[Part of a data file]
■ ■ ■

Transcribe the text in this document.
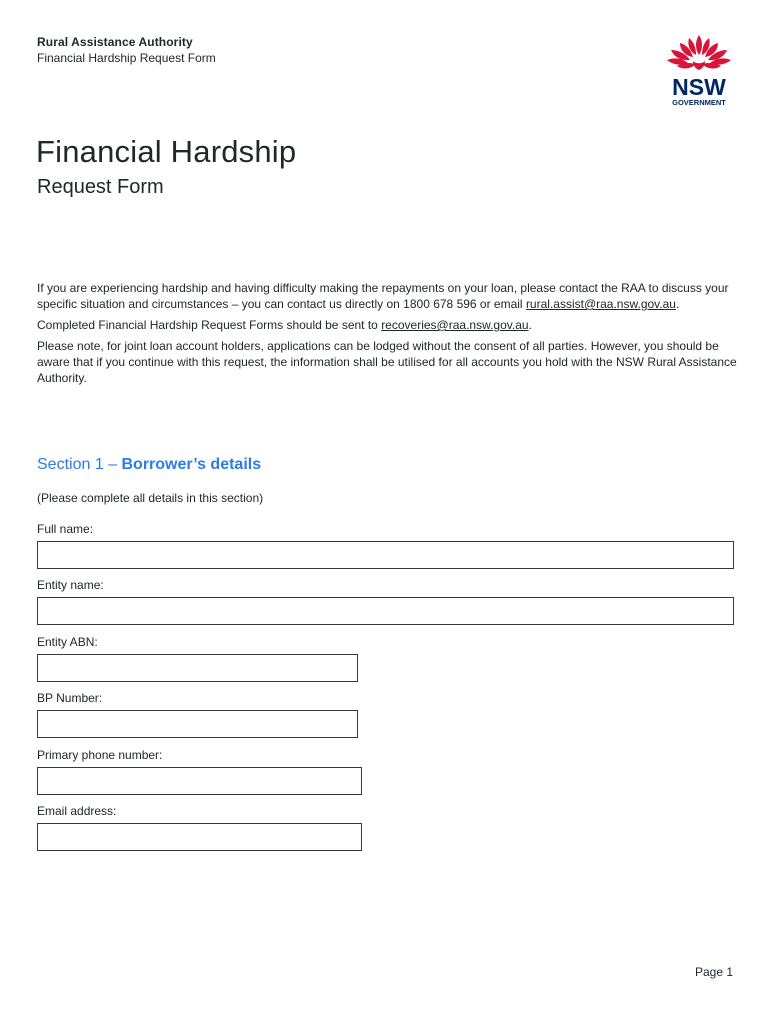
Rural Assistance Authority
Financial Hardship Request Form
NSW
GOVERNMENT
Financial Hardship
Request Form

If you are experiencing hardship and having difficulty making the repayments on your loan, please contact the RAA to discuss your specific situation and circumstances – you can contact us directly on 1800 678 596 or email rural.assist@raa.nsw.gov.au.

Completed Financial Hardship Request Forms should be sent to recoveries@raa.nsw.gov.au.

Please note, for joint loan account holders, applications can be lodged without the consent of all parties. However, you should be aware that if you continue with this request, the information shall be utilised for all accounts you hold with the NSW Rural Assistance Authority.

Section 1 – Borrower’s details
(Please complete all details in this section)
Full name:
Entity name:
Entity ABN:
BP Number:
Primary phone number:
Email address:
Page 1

■ ■ ■

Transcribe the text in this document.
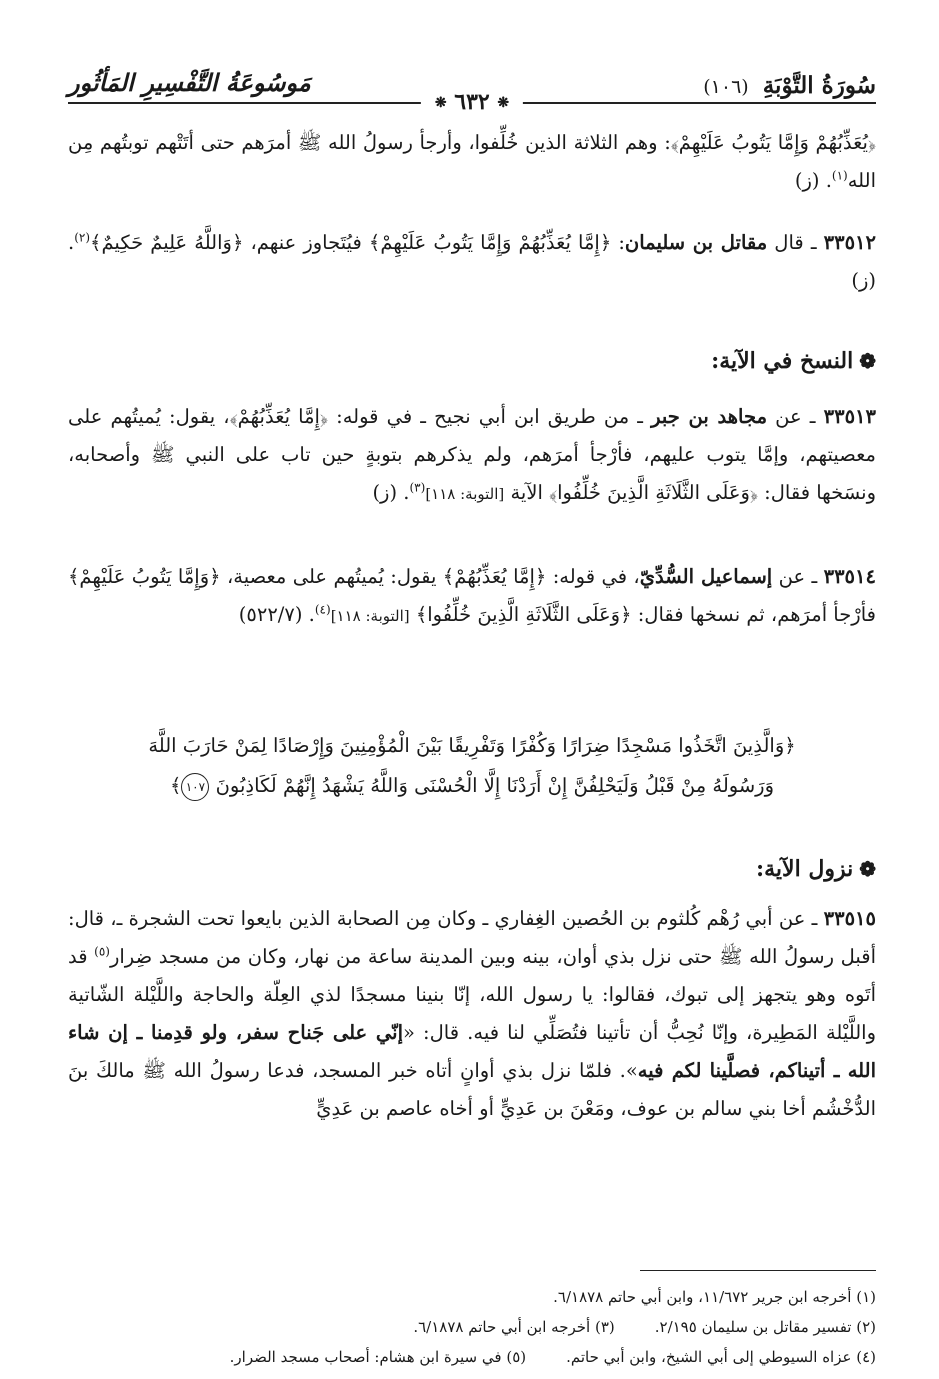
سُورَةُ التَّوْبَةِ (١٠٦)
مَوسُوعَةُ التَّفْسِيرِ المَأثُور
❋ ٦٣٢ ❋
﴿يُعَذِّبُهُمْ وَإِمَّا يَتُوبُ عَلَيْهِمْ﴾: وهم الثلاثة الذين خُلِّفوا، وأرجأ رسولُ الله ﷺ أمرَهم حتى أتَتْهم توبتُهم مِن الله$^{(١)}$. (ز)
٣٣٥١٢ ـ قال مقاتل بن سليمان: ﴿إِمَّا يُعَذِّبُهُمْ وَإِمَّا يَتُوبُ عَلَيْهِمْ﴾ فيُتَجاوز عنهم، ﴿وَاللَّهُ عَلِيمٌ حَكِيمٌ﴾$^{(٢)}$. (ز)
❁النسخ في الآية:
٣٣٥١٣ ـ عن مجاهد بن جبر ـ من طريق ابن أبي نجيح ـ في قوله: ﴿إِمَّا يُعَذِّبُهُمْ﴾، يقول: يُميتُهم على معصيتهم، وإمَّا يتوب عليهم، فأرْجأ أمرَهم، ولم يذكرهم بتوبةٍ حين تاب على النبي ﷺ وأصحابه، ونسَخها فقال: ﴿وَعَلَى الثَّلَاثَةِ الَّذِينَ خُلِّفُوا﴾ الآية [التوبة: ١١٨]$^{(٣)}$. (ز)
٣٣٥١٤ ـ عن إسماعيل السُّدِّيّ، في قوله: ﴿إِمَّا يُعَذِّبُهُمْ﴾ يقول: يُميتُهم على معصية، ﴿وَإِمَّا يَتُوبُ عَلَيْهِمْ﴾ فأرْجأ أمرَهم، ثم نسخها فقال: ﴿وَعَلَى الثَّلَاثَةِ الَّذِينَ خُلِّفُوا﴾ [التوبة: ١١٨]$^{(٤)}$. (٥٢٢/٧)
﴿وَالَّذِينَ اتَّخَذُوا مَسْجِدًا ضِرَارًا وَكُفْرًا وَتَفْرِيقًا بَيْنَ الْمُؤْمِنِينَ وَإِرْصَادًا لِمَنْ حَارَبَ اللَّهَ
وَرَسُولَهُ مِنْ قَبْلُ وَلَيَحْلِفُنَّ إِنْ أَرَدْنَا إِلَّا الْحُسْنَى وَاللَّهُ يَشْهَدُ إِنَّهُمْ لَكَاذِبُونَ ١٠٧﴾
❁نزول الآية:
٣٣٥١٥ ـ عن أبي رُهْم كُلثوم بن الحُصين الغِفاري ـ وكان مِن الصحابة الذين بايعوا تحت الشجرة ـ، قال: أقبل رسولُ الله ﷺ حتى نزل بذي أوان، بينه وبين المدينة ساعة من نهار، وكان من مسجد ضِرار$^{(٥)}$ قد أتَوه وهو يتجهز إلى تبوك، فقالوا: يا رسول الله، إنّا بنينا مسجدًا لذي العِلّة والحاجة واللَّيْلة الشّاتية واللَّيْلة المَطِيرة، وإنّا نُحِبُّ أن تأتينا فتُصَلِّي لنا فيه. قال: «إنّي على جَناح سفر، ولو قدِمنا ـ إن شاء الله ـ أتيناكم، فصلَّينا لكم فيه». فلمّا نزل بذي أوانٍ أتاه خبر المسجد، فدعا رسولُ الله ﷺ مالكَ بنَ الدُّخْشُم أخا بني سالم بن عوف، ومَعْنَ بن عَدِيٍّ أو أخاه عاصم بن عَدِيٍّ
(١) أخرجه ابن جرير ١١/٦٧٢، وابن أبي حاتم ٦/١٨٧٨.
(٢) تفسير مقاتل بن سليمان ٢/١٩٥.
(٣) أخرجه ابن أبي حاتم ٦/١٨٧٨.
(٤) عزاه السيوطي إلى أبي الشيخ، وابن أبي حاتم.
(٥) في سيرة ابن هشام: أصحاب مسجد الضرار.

■ ■ ■

CHALLENGE:
Look for "Assistance" and pull out every line that has it.

FULL OUTPUT:
Rural Assistance Authority
Please note, for joint loan account holders, applications can be lodged without the consent of all parties. However, you should be aware that if you continue with this request, the information shall be utilised for all accounts you hold with the NSW Rural Assistance Authority.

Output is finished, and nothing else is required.